- _Instruction_
Repeat, line for line, the entries printed below.
━━━━━━━━━━━━━━━━
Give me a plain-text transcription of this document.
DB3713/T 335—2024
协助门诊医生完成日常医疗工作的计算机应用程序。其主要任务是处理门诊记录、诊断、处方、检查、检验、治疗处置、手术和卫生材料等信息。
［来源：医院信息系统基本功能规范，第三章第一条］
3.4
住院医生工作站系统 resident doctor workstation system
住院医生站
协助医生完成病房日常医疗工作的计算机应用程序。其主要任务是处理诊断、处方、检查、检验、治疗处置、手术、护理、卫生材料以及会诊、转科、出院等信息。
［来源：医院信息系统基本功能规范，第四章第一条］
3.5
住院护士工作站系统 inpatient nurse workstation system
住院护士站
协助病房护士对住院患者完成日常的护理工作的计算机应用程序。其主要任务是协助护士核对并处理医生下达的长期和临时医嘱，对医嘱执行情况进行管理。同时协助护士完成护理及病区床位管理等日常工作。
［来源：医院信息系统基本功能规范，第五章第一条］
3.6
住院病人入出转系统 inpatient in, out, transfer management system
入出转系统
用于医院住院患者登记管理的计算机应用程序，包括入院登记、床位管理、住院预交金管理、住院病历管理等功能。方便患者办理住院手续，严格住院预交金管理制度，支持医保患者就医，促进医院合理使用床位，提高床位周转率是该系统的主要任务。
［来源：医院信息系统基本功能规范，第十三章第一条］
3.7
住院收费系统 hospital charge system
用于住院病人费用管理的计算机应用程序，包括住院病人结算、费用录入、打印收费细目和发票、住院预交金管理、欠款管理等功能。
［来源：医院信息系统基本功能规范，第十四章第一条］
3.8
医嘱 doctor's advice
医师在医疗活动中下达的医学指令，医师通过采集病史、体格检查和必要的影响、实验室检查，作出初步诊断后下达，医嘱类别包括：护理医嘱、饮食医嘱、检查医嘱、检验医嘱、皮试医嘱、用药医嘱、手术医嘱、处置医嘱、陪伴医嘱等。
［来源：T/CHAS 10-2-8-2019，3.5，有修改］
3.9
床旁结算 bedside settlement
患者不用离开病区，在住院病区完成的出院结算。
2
━━━━━━━━━━━━━━━━
- _Solution for this task_
Give me a plain-text transcription of this document.
DB3713/T 335—2024
协助门诊医生完成日常医疗工作的计算机应用程序。其主要任务是处理门诊记录、诊断、处方、检查、检验、治疗处置、手术和卫生材料等信息。
［来源：医院信息系统基本功能规范，第三章第一条］
3.4
住院医生工作站系统 resident doctor workstation system
住院医生站
协助医生完成病房日常医疗工作的计算机应用程序。其主要任务是处理诊断、处方、检查、检验、治疗处置、手术、护理、卫生材料以及会诊、转科、出院等信息。
［来源：医院信息系统基本功能规范，第四章第一条］
3.5
住院护士工作站系统 inpatient nurse workstation system
住院护士站
协助病房护士对住院患者完成日常的护理工作的计算机应用程序。其主要任务是协助护士核对并处理医生下达的长期和临时医嘱，对医嘱执行情况进行管理。同时协助护士完成护理及病区床位管理等日常工作。
［来源：医院信息系统基本功能规范，第五章第一条］
3.6
住院病人入出转系统 inpatient in, out, transfer management system
入出转系统
用于医院住院患者登记管理的计算机应用程序，包括入院登记、床位管理、住院预交金管理、住院病历管理等功能。方便患者办理住院手续，严格住院预交金管理制度，支持医保患者就医，促进医院合理使用床位，提高床位周转率是该系统的主要任务。
［来源：医院信息系统基本功能规范，第十三章第一条］
3.7
住院收费系统 hospital charge system
用于住院病人费用管理的计算机应用程序，包括住院病人结算、费用录入、打印收费细目和发票、住院预交金管理、欠款管理等功能。
［来源：医院信息系统基本功能规范，第十四章第一条］
3.8
医嘱 doctor's advice
医师在医疗活动中下达的医学指令，医师通过采集病史、体格检查和必要的影响、实验室检查，作出初步诊断后下达，医嘱类别包括：护理医嘱、饮食医嘱、检查医嘱、检验医嘱、皮试医嘱、用药医嘱、手术医嘱、处置医嘱、陪伴医嘱等。
［来源：T/CHAS 10-2-8-2019，3.5，有修改］
3.9
床旁结算 bedside settlement
患者不用离开病区，在住院病区完成的出院结算。
2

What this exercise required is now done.